* INSTRUCTION
Give the data again, word for word.

* GIVEN DATA
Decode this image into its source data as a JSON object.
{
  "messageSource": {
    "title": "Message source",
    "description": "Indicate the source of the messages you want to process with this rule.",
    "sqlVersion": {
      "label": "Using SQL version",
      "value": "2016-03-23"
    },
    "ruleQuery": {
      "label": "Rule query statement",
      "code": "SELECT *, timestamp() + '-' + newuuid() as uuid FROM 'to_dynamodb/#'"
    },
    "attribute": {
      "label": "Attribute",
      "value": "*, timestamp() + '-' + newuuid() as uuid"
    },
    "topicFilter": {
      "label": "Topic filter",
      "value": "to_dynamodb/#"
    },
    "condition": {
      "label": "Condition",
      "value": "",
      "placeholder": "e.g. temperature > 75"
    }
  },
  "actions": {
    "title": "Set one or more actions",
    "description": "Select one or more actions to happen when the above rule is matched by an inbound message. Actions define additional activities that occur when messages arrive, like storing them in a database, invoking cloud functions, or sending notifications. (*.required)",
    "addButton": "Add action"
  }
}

* OUTPUT FOR THIS TASK
Decode this image into its source data as a JSON object.
{
  "messageSource": {
    "title": "Message source",
    "description": "Indicate the source of the messages you want to process with this rule.",
    "sqlVersion": {
      "label": "Using SQL version",
      "value": "2016-03-23"
    },
    "ruleQuery": {
      "label": "Rule query statement",
      "code": "SELECT *, timestamp() + '-' + newuuid() as uuid FROM 'to_dynamodb/#'"
    },
    "attribute": {
      "label": "Attribute",
      "value": "*, timestamp() + '-' + newuuid() as uuid"
    },
    "topicFilter": {
      "label": "Topic filter",
      "value": "to_dynamodb/#"
    },
    "condition": {
      "label": "Condition",
      "value": "",
      "placeholder": "e.g. temperature > 75"
    }
  },
  "actions": {
    "title": "Set one or more actions",
    "description": "Select one or more actions to happen when the above rule is matched by an inbound message. Actions define additional activities that occur when messages arrive, like storing them in a database, invoking cloud functions, or sending notifications. (*.required)",
    "addButton": "Add action"
  }
}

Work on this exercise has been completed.